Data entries
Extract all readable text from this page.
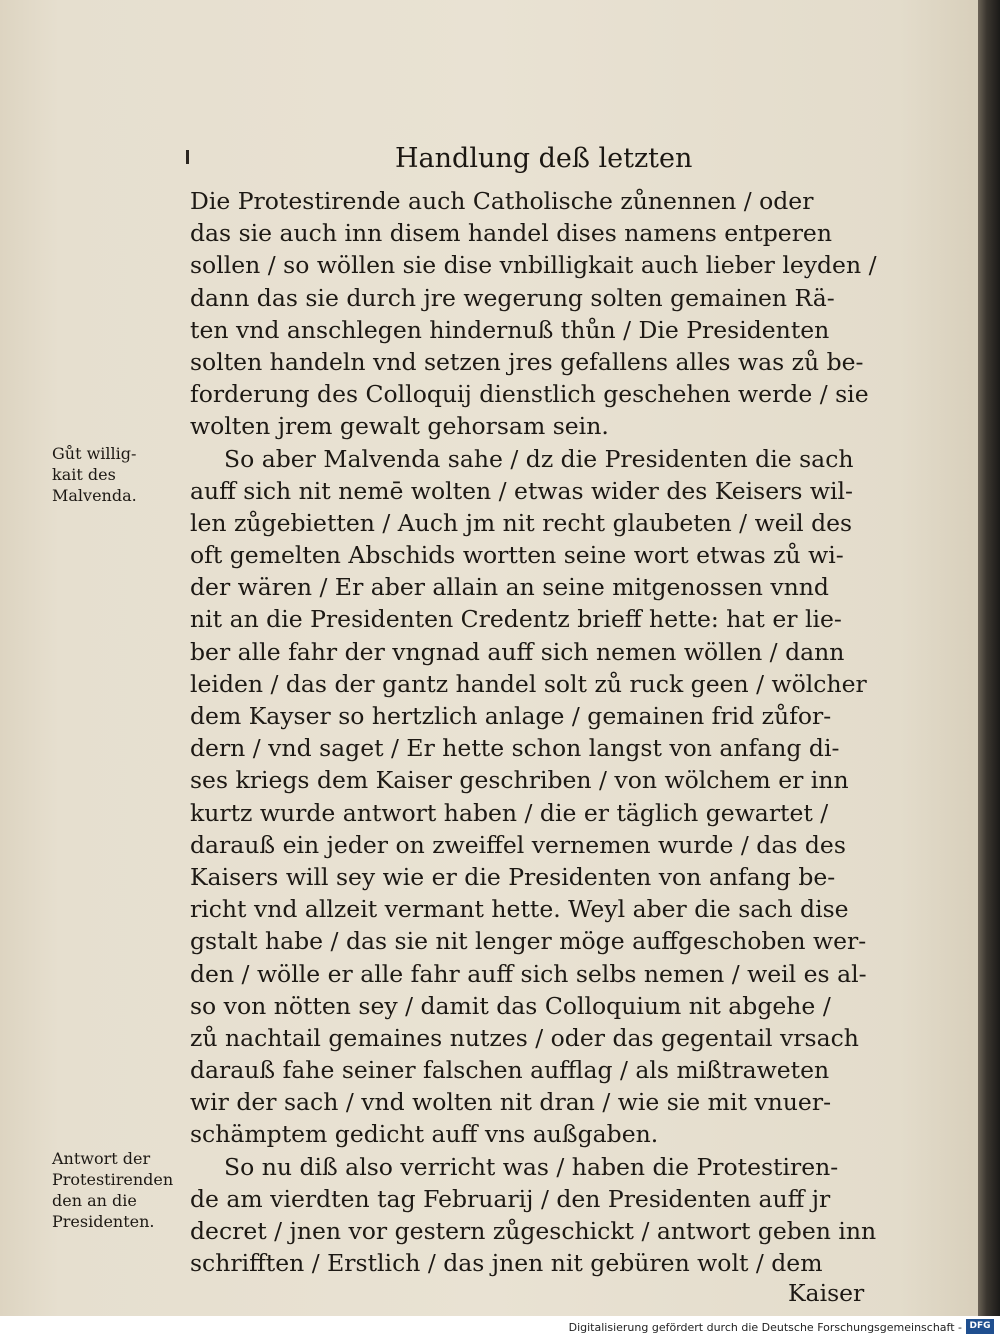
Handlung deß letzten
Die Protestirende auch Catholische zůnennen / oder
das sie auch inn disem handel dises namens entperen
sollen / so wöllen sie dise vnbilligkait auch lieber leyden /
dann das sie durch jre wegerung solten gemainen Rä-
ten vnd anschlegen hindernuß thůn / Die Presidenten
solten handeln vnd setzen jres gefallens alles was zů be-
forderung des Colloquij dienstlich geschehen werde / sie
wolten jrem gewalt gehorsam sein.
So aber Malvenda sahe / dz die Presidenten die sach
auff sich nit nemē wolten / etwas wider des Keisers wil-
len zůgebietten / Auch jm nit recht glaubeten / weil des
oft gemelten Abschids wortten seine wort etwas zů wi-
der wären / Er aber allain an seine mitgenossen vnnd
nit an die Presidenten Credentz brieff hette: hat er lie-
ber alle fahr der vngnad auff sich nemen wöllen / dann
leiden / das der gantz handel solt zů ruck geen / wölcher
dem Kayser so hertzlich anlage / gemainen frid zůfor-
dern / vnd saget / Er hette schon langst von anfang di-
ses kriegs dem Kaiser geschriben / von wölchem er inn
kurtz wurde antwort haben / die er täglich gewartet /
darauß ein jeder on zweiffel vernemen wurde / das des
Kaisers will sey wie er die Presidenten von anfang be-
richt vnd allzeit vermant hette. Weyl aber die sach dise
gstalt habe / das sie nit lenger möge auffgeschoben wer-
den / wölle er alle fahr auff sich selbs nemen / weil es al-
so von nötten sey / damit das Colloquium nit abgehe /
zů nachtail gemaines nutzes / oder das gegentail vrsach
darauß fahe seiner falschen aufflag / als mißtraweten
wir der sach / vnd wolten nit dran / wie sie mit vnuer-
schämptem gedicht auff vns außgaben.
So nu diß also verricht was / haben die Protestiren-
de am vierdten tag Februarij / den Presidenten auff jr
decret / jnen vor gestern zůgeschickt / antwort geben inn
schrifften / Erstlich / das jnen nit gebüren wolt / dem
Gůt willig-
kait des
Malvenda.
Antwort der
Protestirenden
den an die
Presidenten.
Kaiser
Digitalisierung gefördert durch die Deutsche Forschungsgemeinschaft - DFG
...
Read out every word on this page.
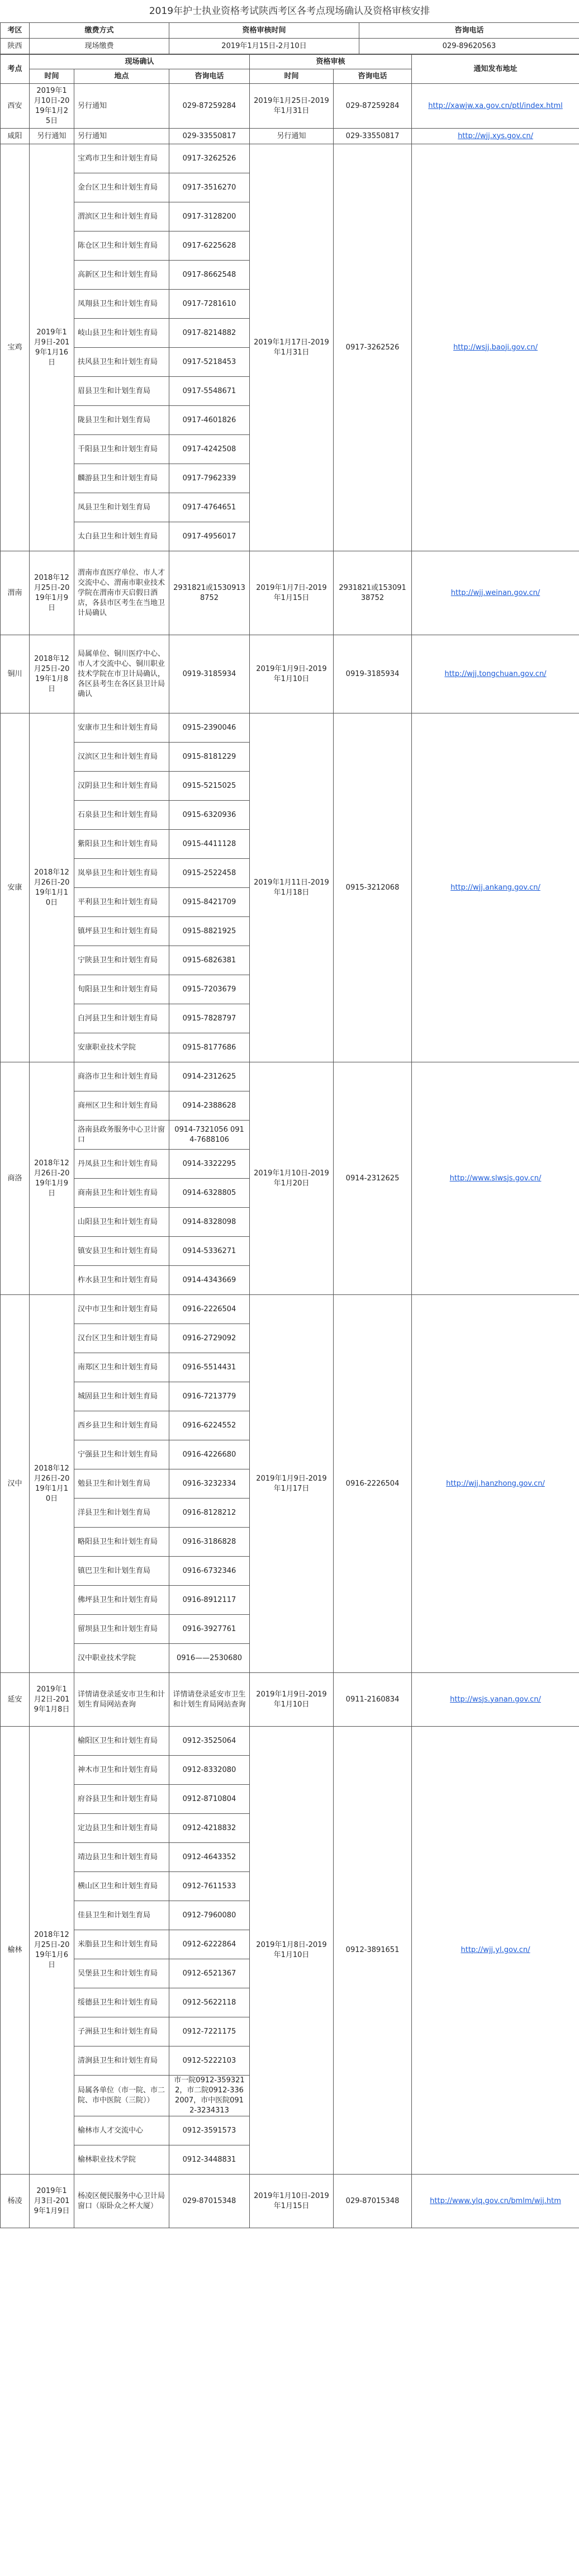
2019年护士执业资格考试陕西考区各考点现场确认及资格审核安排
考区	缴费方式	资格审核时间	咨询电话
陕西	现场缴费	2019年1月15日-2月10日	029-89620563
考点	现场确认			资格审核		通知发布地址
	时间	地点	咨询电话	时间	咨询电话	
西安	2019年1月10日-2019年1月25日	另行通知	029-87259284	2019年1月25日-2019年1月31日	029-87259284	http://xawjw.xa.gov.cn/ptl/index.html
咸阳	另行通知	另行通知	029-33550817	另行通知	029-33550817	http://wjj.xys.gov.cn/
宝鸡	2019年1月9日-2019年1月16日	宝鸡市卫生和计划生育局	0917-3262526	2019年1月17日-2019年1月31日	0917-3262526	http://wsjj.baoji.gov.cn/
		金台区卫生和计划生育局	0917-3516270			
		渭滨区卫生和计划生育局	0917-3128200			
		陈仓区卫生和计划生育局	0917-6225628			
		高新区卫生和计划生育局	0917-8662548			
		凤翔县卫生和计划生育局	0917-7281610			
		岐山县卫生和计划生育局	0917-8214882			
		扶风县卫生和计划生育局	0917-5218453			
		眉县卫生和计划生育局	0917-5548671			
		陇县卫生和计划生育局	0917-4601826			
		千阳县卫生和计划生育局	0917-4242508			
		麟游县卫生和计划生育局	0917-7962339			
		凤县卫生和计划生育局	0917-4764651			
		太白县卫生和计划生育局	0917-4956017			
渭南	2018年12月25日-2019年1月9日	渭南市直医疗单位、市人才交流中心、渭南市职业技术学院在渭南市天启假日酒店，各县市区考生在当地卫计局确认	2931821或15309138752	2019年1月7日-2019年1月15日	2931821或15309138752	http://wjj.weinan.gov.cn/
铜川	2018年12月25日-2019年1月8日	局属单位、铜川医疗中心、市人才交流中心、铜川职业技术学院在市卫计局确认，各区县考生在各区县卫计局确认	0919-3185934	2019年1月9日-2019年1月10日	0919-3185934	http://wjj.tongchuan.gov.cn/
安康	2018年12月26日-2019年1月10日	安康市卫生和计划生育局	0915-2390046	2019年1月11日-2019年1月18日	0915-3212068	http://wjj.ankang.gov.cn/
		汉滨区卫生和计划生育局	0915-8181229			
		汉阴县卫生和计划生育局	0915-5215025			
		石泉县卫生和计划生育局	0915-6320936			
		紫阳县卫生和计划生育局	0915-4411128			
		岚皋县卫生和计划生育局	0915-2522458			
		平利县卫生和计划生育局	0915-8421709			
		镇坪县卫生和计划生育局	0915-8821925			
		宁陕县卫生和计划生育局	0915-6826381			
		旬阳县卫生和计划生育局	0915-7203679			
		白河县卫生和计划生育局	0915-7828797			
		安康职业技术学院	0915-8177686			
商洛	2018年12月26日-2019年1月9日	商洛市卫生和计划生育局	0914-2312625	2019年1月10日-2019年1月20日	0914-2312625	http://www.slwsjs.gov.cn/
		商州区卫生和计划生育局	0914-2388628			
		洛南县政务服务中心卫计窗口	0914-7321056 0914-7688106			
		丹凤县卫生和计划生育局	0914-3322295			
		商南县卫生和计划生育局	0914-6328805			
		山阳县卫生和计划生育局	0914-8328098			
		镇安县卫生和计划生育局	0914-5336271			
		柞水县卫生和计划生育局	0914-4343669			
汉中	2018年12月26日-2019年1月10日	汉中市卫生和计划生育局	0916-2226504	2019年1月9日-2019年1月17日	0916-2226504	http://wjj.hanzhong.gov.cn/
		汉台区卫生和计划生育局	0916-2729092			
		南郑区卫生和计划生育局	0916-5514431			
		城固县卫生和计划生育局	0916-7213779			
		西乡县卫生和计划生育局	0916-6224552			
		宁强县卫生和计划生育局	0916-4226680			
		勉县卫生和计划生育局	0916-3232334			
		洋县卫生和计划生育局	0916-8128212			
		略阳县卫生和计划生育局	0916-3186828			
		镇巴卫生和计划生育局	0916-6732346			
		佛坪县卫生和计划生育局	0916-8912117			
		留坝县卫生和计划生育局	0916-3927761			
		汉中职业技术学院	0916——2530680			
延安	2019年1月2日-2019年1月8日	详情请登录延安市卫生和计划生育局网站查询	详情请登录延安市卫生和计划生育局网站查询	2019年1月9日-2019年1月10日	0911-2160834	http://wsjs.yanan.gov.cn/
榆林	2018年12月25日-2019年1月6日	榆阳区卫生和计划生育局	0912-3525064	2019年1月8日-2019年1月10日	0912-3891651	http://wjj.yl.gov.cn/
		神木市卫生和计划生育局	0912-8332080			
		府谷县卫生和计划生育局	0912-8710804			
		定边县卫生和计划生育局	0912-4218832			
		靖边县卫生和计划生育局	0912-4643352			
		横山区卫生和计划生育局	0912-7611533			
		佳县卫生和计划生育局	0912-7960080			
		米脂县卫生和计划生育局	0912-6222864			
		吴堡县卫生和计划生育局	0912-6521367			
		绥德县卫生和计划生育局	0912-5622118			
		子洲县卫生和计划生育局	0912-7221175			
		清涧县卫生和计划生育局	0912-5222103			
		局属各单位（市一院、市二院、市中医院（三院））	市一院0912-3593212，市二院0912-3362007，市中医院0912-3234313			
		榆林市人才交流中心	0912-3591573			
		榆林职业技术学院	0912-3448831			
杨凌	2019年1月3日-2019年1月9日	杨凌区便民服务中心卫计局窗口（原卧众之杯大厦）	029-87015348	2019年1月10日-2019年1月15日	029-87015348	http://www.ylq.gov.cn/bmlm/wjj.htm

**Required work**
Gather all lines with the string "另行通知" from the data.

**Task result**
西安	2019年1月10日-2019年1月25日	另行通知	029-87259284	2019年1月25日-2019年1月31日	029-87259284	http://xawjw.xa.gov.cn/ptl/index.html
咸阳	另行通知	另行通知	029-33550817	另行通知	029-33550817	http://wjj.xys.gov.cn/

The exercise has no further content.